Entries follow. Set all of them down as they stand.

---------- Stored rows ----------

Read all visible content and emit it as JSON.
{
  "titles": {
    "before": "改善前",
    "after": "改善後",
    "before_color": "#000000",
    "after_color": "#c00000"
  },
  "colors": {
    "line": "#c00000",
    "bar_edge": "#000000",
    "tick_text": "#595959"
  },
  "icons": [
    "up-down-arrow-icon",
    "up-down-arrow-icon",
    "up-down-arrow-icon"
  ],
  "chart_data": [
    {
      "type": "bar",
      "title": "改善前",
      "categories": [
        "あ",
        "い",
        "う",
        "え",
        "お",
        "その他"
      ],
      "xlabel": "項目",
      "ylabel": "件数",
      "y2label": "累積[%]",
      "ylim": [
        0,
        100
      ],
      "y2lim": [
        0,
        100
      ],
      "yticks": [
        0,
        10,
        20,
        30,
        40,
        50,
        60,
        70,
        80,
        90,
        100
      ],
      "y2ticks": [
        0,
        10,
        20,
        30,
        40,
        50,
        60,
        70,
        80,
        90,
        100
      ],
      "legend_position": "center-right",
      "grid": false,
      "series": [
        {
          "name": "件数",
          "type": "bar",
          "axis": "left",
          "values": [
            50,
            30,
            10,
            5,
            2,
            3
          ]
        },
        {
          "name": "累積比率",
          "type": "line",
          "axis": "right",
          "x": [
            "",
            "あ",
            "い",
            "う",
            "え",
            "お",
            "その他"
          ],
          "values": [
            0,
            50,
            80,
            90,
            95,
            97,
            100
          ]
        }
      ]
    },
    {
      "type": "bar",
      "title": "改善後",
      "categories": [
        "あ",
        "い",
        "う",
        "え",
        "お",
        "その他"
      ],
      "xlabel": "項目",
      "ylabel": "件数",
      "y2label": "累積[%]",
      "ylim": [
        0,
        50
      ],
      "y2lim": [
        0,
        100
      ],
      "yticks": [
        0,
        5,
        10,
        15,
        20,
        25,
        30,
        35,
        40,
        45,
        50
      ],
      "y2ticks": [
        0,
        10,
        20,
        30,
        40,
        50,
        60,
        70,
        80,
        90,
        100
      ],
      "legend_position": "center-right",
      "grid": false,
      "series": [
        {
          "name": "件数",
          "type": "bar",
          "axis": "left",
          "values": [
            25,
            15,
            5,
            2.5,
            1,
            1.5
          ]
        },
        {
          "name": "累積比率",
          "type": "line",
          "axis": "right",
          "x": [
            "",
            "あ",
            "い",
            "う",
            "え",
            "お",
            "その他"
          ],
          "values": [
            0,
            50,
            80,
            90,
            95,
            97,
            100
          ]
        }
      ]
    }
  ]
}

----------

◆ **Reply to the exercise**
Read all visible content and emit it as JSON.
{
  "titles": {
    "before": "改善前",
    "after": "改善後",
    "before_color": "#000000",
    "after_color": "#c00000"
  },
  "colors": {
    "line": "#c00000",
    "bar_edge": "#000000",
    "tick_text": "#595959"
  },
  "icons": [
    "up-down-arrow-icon",
    "up-down-arrow-icon",
    "up-down-arrow-icon"
  ],
  "chart_data": [
    {
      "type": "bar",
      "title": "改善前",
      "categories": [
        "あ",
        "い",
        "う",
        "え",
        "お",
        "その他"
      ],
      "xlabel": "項目",
      "ylabel": "件数",
      "y2label": "累積[%]",
      "ylim": [
        0,
        100
      ],
      "y2lim": [
        0,
        100
      ],
      "yticks": [
        0,
        10,
        20,
        30,
        40,
        50,
        60,
        70,
        80,
        90,
        100
      ],
      "y2ticks": [
        0,
        10,
        20,
        30,
        40,
        50,
        60,
        70,
        80,
        90,
        100
      ],
      "legend_position": "center-right",
      "grid": false,
      "series": [
        {
          "name": "件数",
          "type": "bar",
          "axis": "left",
          "values": [
            50,
            30,
            10,
            5,
            2,
            3
          ]
        },
        {
          "name": "累積比率",
          "type": "line",
          "axis": "right",
          "x": [
            "",
            "あ",
            "い",
            "う",
            "え",
            "お",
            "その他"
          ],
          "values": [
            0,
            50,
            80,
            90,
            95,
            97,
            100
          ]
        }
      ]
    },
    {
      "type": "bar",
      "title": "改善後",
      "categories": [
        "あ",
        "い",
        "う",
        "え",
        "お",
        "その他"
      ],
      "xlabel": "項目",
      "ylabel": "件数",
      "y2label": "累積[%]",
      "ylim": [
        0,
        50
      ],
      "y2lim": [
        0,
        100
      ],
      "yticks": [
        0,
        5,
        10,
        15,
        20,
        25,
        30,
        35,
        40,
        45,
        50
      ],
      "y2ticks": [
        0,
        10,
        20,
        30,
        40,
        50,
        60,
        70,
        80,
        90,
        100
      ],
      "legend_position": "center-right",
      "grid": false,
      "series": [
        {
          "name": "件数",
          "type": "bar",
          "axis": "left",
          "values": [
            25,
            15,
            5,
            2.5,
            1,
            1.5
          ]
        },
        {
          "name": "累積比率",
          "type": "line",
          "axis": "right",
          "x": [
            "",
            "あ",
            "い",
            "う",
            "え",
            "お",
            "その他"
          ],
          "values": [
            0,
            50,
            80,
            90,
            95,
            97,
            100
          ]
        }
      ]
    }
  ]
}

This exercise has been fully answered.